[Exercise requirements] Print all of the data exactly as written.

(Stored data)
-- Start --
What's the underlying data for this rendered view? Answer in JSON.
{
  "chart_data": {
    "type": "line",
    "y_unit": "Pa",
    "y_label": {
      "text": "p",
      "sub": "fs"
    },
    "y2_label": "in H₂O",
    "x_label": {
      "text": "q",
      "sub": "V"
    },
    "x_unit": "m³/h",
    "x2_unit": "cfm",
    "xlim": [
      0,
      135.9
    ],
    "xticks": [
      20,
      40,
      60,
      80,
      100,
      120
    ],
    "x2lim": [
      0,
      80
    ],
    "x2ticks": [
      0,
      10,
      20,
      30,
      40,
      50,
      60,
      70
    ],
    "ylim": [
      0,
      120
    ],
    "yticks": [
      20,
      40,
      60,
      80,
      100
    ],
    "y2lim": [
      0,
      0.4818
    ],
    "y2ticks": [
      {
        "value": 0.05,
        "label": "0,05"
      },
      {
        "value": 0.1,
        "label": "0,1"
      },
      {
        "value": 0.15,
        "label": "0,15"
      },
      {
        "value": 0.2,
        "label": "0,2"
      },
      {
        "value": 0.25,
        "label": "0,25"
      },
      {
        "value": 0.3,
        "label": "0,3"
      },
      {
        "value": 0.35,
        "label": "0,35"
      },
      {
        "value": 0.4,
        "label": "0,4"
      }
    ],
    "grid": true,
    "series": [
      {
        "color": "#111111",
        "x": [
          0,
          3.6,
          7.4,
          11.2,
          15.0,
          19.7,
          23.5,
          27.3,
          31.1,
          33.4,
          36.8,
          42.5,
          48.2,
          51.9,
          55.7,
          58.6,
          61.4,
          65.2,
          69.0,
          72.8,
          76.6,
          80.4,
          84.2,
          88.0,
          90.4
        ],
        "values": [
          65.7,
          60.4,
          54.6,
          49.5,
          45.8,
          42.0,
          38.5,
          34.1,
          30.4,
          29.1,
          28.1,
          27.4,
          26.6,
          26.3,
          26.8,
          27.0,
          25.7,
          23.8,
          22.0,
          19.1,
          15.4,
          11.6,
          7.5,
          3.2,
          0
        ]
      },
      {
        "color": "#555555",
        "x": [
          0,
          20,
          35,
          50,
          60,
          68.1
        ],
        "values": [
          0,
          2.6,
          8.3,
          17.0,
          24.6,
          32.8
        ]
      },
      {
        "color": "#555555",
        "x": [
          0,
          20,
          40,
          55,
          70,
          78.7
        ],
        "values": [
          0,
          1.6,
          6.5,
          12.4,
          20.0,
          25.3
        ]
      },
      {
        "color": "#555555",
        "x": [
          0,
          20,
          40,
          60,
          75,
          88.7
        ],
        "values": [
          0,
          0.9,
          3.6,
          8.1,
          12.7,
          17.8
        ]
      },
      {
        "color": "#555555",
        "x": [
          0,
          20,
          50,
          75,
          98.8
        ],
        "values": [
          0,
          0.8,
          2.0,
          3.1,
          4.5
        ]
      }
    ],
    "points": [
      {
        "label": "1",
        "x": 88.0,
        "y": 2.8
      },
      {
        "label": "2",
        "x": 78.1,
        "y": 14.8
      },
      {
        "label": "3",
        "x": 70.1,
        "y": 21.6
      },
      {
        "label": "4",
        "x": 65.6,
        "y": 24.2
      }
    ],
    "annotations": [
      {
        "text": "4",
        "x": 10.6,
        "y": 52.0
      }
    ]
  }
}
-- End --
[Result below]
What's the underlying data for this rendered view? Answer in JSON.
{
  "chart_data": {
    "type": "line",
    "y_unit": "Pa",
    "y_label": {
      "text": "p",
      "sub": "fs"
    },
    "y2_label": "in H₂O",
    "x_label": {
      "text": "q",
      "sub": "V"
    },
    "x_unit": "m³/h",
    "x2_unit": "cfm",
    "xlim": [
      0,
      135.9
    ],
    "xticks": [
      20,
      40,
      60,
      80,
      100,
      120
    ],
    "x2lim": [
      0,
      80
    ],
    "x2ticks": [
      0,
      10,
      20,
      30,
      40,
      50,
      60,
      70
    ],
    "ylim": [
      0,
      120
    ],
    "yticks": [
      20,
      40,
      60,
      80,
      100
    ],
    "y2lim": [
      0,
      0.4818
    ],
    "y2ticks": [
      {
        "value": 0.05,
        "label": "0,05"
      },
      {
        "value": 0.1,
        "label": "0,1"
      },
      {
        "value": 0.15,
        "label": "0,15"
      },
      {
        "value": 0.2,
        "label": "0,2"
      },
      {
        "value": 0.25,
        "label": "0,25"
      },
      {
        "value": 0.3,
        "label": "0,3"
      },
      {
        "value": 0.35,
        "label": "0,35"
      },
      {
        "value": 0.4,
        "label": "0,4"
      }
    ],
    "grid": true,
    "series": [
      {
        "color": "#111111",
        "x": [
          0,
          3.6,
          7.4,
          11.2,
          15.0,
          19.7,
          23.5,
          27.3,
          31.1,
          33.4,
          36.8,
          42.5,
          48.2,
          51.9,
          55.7,
          58.6,
          61.4,
          65.2,
          69.0,
          72.8,
          76.6,
          80.4,
          84.2,
          88.0,
          90.4
        ],
        "values": [
          65.7,
          60.4,
          54.6,
          49.5,
          45.8,
          42.0,
          38.5,
          34.1,
          30.4,
          29.1,
          28.1,
          27.4,
          26.6,
          26.3,
          26.8,
          27.0,
          25.7,
          23.8,
          22.0,
          19.1,
          15.4,
          11.6,
          7.5,
          3.2,
          0
        ]
      },
      {
        "color": "#555555",
        "x": [
          0,
          20,
          35,
          50,
          60,
          68.1
        ],
        "values": [
          0,
          2.6,
          8.3,
          17.0,
          24.6,
          32.8
        ]
      },
      {
        "color": "#555555",
        "x": [
          0,
          20,
          40,
          55,
          70,
          78.7
        ],
        "values": [
          0,
          1.6,
          6.5,
          12.4,
          20.0,
          25.3
        ]
      },
      {
        "color": "#555555",
        "x": [
          0,
          20,
          40,
          60,
          75,
          88.7
        ],
        "values": [
          0,
          0.9,
          3.6,
          8.1,
          12.7,
          17.8
        ]
      },
      {
        "color": "#555555",
        "x": [
          0,
          20,
          50,
          75,
          98.8
        ],
        "values": [
          0,
          0.8,
          2.0,
          3.1,
          4.5
        ]
      }
    ],
    "points": [
      {
        "label": "1",
        "x": 88.0,
        "y": 2.8
      },
      {
        "label": "2",
        "x": 78.1,
        "y": 14.8
      },
      {
        "label": "3",
        "x": 70.1,
        "y": 21.6
      },
      {
        "label": "4",
        "x": 65.6,
        "y": 24.2
      }
    ],
    "annotations": [
      {
        "text": "4",
        "x": 10.6,
        "y": 52.0
      }
    ]
  }
}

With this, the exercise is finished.